(Items from a dataset)
——————————

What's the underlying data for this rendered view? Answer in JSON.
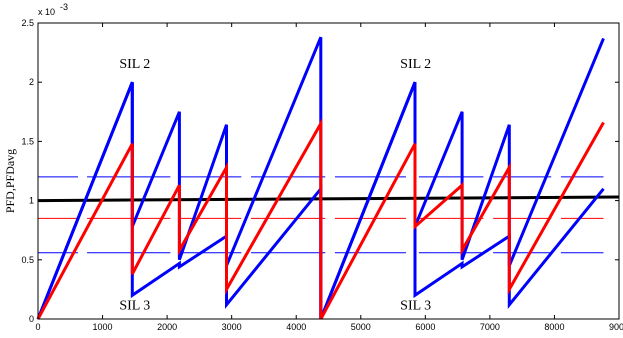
{
  "chart_data": {
    "type": "line",
    "title": "",
    "xlabel": "",
    "ylabel": "PFD,PFDavg",
    "y_exponent_label": "x 10",
    "y_exponent_power": "-3",
    "xlim": [
      0,
      9000
    ],
    "ylim": [
      0,
      2.5
    ],
    "x_ticks": [
      0,
      1000,
      2000,
      3000,
      4000,
      5000,
      6000,
      7000,
      8000,
      9000
    ],
    "y_ticks": [
      0,
      0.5,
      1,
      1.5,
      2,
      2.5
    ],
    "x_tick_labels": [
      "0",
      "1000",
      "2000",
      "3000",
      "4000",
      "5000",
      "6000",
      "7000",
      "8000",
      "9000"
    ],
    "y_tick_labels": [
      "0",
      "0.5",
      "1",
      "1.5",
      "2",
      "2.5"
    ],
    "grid": false,
    "series": [
      {
        "color": "#0000ff",
        "x": [
          0,
          1460,
          1460,
          2190,
          2190,
          2920,
          2920,
          4380,
          4380,
          5840,
          5840,
          6570,
          6570,
          7300,
          7300,
          8760
        ],
        "y": [
          0,
          2.0,
          0.2,
          0.47,
          0.44,
          0.7,
          0.12,
          1.1,
          0,
          2.0,
          0.2,
          0.47,
          0.44,
          0.7,
          0.12,
          1.1
        ]
      },
      {
        "color": "#0000ff",
        "x": [
          0,
          1460,
          1460,
          2190,
          2190,
          2920,
          2920,
          4380,
          4380,
          5840,
          5840,
          6570,
          6570,
          7300,
          7300,
          8760
        ],
        "y": [
          0,
          2.0,
          0.78,
          1.75,
          0.5,
          1.64,
          0.45,
          2.38,
          0,
          2.0,
          0.78,
          1.75,
          0.5,
          1.64,
          0.45,
          2.37
        ]
      },
      {
        "color": "#ff0000",
        "x": [
          0,
          1460,
          1460,
          2190,
          2190,
          2920,
          2920,
          4380,
          4380,
          5840,
          5840,
          6570,
          6570,
          7300,
          7300,
          8760
        ],
        "y": [
          0,
          1.48,
          0.38,
          1.13,
          0.58,
          1.28,
          0.25,
          1.65,
          0,
          1.48,
          0.78,
          1.13,
          0.58,
          1.28,
          0.25,
          1.66
        ]
      }
    ],
    "reference_lines": [
      {
        "color": "#000000",
        "y": [
          1.0,
          1.03
        ],
        "x": [
          0,
          9000
        ]
      },
      {
        "color": "#0000ff",
        "y": [
          1.2,
          1.2
        ],
        "x": [
          0,
          8760
        ]
      },
      {
        "color": "#ff0000",
        "y": [
          0.85,
          0.85
        ],
        "x": [
          0,
          8760
        ]
      },
      {
        "color": "#0000ff",
        "y": [
          0.56,
          0.56
        ],
        "x": [
          0,
          8760
        ]
      }
    ],
    "annotations": [
      {
        "text": "SIL 2",
        "x": 1500,
        "y": 2.12
      },
      {
        "text": "SIL 2",
        "x": 5850,
        "y": 2.12
      },
      {
        "text": "SIL 3",
        "x": 1500,
        "y": 0.08
      },
      {
        "text": "SIL 3",
        "x": 5850,
        "y": 0.08
      }
    ]
  }
}
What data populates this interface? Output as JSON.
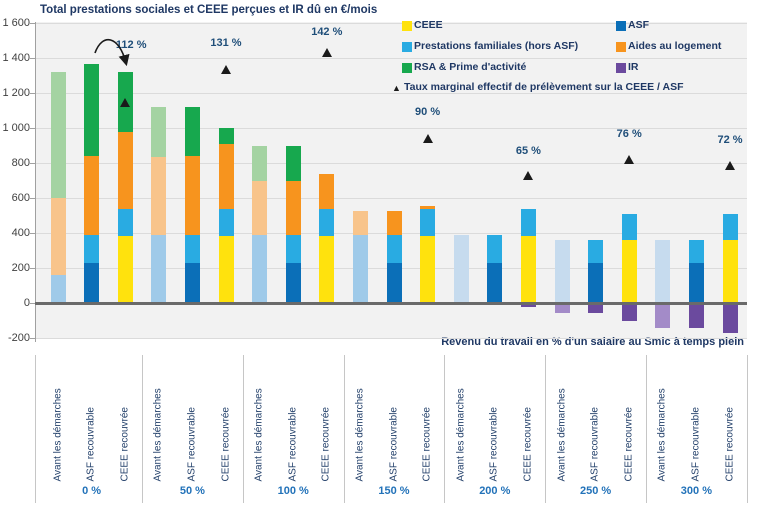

——————————

Instruction:
Repeat the records word for word. Any picture in them should be left out.

Solution for this exercise:
What's the underlying data for this rendered view? Answer in JSON.
{
  "chart_data": {
    "type": "line",
    "title": "",
    "xlabel": "",
    "ylabel": "PFD,PFDavg",
    "y_exponent_label": "x 10",
    "y_exponent_power": "-3",
    "xlim": [
      0,
      9000
    ],
    "ylim": [
      0,
      2.5
    ],
    "x_ticks": [
      0,
      1000,
      2000,
      3000,
      4000,
      5000,
      6000,
      7000,
      8000,
      9000
    ],
    "y_ticks": [
      0,
      0.5,
      1,
      1.5,
      2,
      2.5
    ],
    "x_tick_labels": [
      "0",
      "1000",
      "2000",
      "3000",
      "4000",
      "5000",
      "6000",
      "7000",
      "8000",
      "9000"
    ],
    "y_tick_labels": [
      "0",
      "0.5",
      "1",
      "1.5",
      "2",
      "2.5"
    ],
    "grid": false,
    "series": [
      {
        "color": "#0000ff",
        "x": [
          0,
          1460,
          1460,
          2190,
          2190,
          2920,
          2920,
          4380,
          4380,
          5840,
          5840,
          6570,
          6570,
          7300,
          7300,
          8760
        ],
        "y": [
          0,
          2.0,
          0.2,
          0.47,
          0.44,
          0.7,
          0.12,
          1.1,
          0,
          2.0,
          0.2,
          0.47,
          0.44,
          0.7,
          0.12,
          1.1
        ]
      },
      {
        "color": "#0000ff",
        "x": [
          0,
          1460,
          1460,
          2190,
          2190,
          2920,
          2920,
          4380,
          4380,
          5840,
          5840,
          6570,
          6570,
          7300,
          7300,
          8760
        ],
        "y": [
          0,
          2.0,
          0.78,
          1.75,
          0.5,
          1.64,
          0.45,
          2.38,
          0,
          2.0,
          0.78,
          1.75,
          0.5,
          1.64,
          0.45,
          2.37
        ]
      },
      {
        "color": "#ff0000",
        "x": [
          0,
          1460,
          1460,
          2190,
          2190,
          2920,
          2920,
          4380,
          4380,
          5840,
          5840,
          6570,
          6570,
          7300,
          7300,
          8760
        ],
        "y": [
          0,
          1.48,
          0.38,
          1.13,
          0.58,
          1.28,
          0.25,
          1.65,
          0,
          1.48,
          0.78,
          1.13,
          0.58,
          1.28,
          0.25,
          1.66
        ]
      }
    ],
    "reference_lines": [
      {
        "color": "#000000",
        "y": [
          1.0,
          1.03
        ],
        "x": [
          0,
          9000
        ]
      },
      {
        "color": "#0000ff",
        "y": [
          1.2,
          1.2
        ],
        "x": [
          0,
          8760
        ]
      },
      {
        "color": "#ff0000",
        "y": [
          0.85,
          0.85
        ],
        "x": [
          0,
          8760
        ]
      },
      {
        "color": "#0000ff",
        "y": [
          0.56,
          0.56
        ],
        "x": [
          0,
          8760
        ]
      }
    ],
    "annotations": [
      {
        "text": "SIL 2",
        "x": 1500,
        "y": 2.12
      },
      {
        "text": "SIL 2",
        "x": 5850,
        "y": 2.12
      },
      {
        "text": "SIL 3",
        "x": 1500,
        "y": 0.08
      },
      {
        "text": "SIL 3",
        "x": 5850,
        "y": 0.08
      }
    ]
  }
}
What data populates this interface? Output as JSON.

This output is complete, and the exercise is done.